BEGIN Records for this exercise

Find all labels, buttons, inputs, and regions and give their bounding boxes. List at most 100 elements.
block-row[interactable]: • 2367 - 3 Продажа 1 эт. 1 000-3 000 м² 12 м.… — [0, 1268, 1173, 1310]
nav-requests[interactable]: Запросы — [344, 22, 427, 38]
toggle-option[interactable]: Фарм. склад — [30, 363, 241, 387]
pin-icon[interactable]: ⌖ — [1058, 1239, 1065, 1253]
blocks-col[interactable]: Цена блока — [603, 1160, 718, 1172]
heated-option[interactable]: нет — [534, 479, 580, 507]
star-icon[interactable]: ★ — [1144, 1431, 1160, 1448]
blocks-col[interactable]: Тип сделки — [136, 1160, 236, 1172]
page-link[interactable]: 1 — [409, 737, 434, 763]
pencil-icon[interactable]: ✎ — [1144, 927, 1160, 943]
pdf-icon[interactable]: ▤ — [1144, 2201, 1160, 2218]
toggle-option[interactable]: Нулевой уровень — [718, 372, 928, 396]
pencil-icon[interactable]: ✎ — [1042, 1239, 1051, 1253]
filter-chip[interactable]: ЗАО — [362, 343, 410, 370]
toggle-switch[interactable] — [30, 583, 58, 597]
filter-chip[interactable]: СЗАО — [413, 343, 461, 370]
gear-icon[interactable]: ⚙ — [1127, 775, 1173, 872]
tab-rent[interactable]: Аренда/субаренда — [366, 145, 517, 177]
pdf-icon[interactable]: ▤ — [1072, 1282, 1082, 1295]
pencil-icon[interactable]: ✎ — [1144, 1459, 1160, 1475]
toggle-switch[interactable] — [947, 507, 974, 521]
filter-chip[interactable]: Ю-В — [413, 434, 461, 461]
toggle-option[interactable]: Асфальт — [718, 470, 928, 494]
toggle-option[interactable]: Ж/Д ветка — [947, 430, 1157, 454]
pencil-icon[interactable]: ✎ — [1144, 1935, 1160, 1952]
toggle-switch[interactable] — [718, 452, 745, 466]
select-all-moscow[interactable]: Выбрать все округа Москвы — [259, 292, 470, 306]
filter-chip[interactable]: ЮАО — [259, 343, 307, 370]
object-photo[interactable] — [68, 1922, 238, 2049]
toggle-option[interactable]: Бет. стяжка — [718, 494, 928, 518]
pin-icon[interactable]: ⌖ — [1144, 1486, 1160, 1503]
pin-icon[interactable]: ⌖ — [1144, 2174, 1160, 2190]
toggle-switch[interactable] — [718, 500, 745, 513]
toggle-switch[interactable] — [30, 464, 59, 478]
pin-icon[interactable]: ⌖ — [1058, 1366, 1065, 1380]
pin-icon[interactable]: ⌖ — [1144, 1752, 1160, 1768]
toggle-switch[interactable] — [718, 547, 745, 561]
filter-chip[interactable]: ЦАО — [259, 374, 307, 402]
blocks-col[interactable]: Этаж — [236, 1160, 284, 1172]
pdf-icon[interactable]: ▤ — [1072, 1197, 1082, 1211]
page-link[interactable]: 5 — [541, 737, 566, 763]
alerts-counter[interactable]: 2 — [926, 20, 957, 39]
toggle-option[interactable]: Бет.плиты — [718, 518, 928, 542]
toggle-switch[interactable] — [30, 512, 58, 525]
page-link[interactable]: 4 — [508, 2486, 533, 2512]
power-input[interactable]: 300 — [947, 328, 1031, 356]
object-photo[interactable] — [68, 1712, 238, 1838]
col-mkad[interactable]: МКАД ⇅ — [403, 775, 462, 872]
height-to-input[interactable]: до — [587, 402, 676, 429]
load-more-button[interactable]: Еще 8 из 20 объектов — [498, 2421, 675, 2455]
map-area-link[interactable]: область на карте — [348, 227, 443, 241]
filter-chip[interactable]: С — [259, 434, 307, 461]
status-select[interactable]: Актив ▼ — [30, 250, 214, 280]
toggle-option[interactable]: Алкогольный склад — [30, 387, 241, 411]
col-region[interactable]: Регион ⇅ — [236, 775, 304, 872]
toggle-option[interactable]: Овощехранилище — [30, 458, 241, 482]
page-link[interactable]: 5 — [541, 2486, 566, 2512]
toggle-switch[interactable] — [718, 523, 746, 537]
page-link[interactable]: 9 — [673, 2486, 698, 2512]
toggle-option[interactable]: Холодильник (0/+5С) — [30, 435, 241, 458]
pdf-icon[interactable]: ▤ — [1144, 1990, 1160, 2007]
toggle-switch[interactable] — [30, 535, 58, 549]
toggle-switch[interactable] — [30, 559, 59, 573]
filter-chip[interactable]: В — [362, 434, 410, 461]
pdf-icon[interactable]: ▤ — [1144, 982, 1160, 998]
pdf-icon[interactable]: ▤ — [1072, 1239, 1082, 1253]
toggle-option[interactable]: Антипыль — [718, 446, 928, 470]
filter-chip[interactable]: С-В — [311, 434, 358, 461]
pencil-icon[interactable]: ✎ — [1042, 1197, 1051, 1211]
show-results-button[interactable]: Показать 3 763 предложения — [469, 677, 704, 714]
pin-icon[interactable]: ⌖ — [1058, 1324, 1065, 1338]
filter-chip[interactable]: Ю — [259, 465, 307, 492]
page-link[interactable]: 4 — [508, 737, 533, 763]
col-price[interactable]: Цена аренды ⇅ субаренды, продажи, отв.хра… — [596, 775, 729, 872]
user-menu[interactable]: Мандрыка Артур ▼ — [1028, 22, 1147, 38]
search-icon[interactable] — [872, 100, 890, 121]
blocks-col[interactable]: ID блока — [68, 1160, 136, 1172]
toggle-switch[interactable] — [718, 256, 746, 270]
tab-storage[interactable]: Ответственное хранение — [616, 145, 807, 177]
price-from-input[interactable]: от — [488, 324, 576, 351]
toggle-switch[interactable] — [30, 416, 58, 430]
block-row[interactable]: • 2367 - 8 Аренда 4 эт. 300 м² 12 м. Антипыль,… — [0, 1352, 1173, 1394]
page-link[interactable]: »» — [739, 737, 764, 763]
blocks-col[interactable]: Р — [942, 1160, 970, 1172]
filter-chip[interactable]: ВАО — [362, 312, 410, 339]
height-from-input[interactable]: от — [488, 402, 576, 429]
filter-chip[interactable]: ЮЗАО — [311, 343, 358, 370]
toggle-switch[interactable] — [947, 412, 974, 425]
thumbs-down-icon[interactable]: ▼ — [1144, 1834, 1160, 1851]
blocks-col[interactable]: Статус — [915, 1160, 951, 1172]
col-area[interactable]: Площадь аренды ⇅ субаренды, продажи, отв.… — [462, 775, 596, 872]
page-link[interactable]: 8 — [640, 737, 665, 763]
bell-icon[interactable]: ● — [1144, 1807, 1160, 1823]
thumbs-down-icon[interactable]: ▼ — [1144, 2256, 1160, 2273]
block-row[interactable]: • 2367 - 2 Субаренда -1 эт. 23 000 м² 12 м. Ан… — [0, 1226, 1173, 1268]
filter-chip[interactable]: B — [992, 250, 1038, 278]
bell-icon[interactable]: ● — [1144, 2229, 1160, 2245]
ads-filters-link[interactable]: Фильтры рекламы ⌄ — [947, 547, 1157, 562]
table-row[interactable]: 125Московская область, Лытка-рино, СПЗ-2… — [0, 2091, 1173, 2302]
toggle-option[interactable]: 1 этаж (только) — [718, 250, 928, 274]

END Records for this exercise

• [Task goal]: Count the lines in the data above that contain the string "object", treating uppercase and lowercase as different. Give only the number.

• [Expected answer]: 2